DIRECTIVE:
Copy out the listing that follows, exactly, without its pictures.

SUPPLIED RECORDS:
====
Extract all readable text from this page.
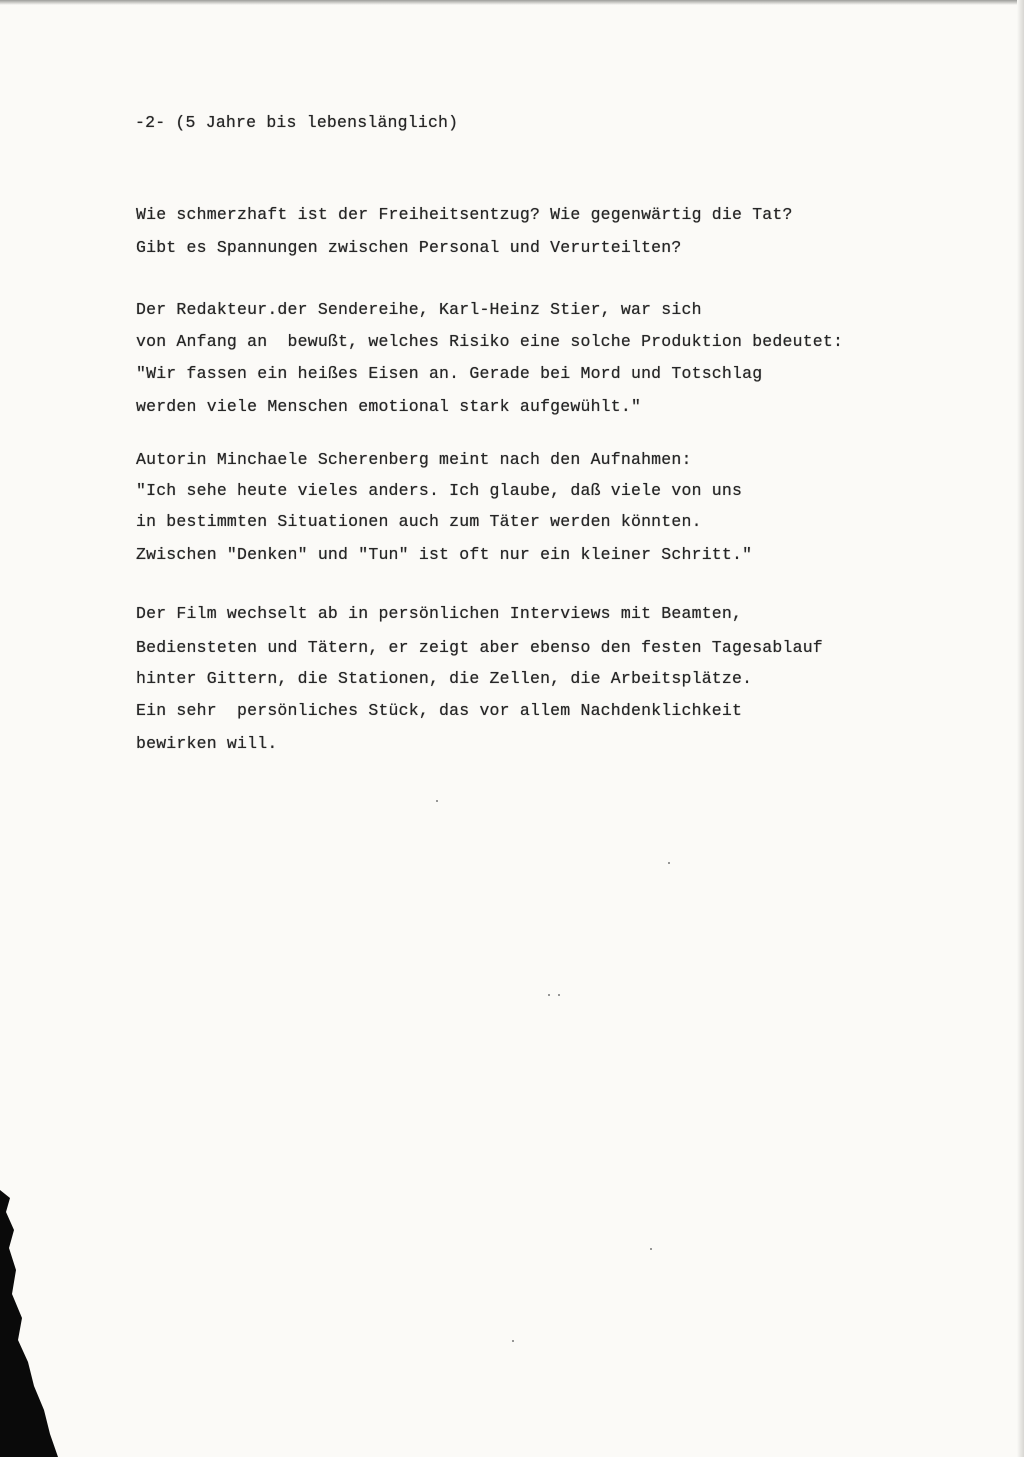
-2- (5 Jahre bis lebenslänglich)

Wie schmerzhaft ist der Freiheitsentzug? Wie gegenwärtig die Tat?

Gibt es Spannungen zwischen Personal und Verurteilten?

Der Redakteur.der Sendereihe, Karl-Heinz Stier, war sich

von Anfang an  bewußt, welches Risiko eine solche Produktion bedeutet:

"Wir fassen ein heißes Eisen an. Gerade bei Mord und Totschlag

werden viele Menschen emotional stark aufgewühlt."

Autorin Minchaele Scherenberg meint nach den Aufnahmen:

"Ich sehe heute vieles anders. Ich glaube, daß viele von uns

in bestimmten Situationen auch zum Täter werden könnten.

Zwischen "Denken" und "Tun" ist oft nur ein kleiner Schritt."

Der Film wechselt ab in persönlichen Interviews mit Beamten,

Bediensteten und Tätern, er zeigt aber ebenso den festen Tagesablauf

hinter Gittern, die Stationen, die Zellen, die Arbeitsplätze.

Ein sehr  persönliches Stück, das vor allem Nachdenklichkeit

bewirken will.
====
RESULT BELOW:
Extract all readable text from this page.
-2- (5 Jahre bis lebenslänglich)

Wie schmerzhaft ist der Freiheitsentzug? Wie gegenwärtig die Tat?

Gibt es Spannungen zwischen Personal und Verurteilten?

Der Redakteur.der Sendereihe, Karl-Heinz Stier, war sich

von Anfang an  bewußt, welches Risiko eine solche Produktion bedeutet:

"Wir fassen ein heißes Eisen an. Gerade bei Mord und Totschlag

werden viele Menschen emotional stark aufgewühlt."

Autorin Minchaele Scherenberg meint nach den Aufnahmen:

"Ich sehe heute vieles anders. Ich glaube, daß viele von uns

in bestimmten Situationen auch zum Täter werden könnten.

Zwischen "Denken" und "Tun" ist oft nur ein kleiner Schritt."

Der Film wechselt ab in persönlichen Interviews mit Beamten,

Bediensteten und Tätern, er zeigt aber ebenso den festen Tagesablauf

hinter Gittern, die Stationen, die Zellen, die Arbeitsplätze.

Ein sehr  persönliches Stück, das vor allem Nachdenklichkeit

bewirken will.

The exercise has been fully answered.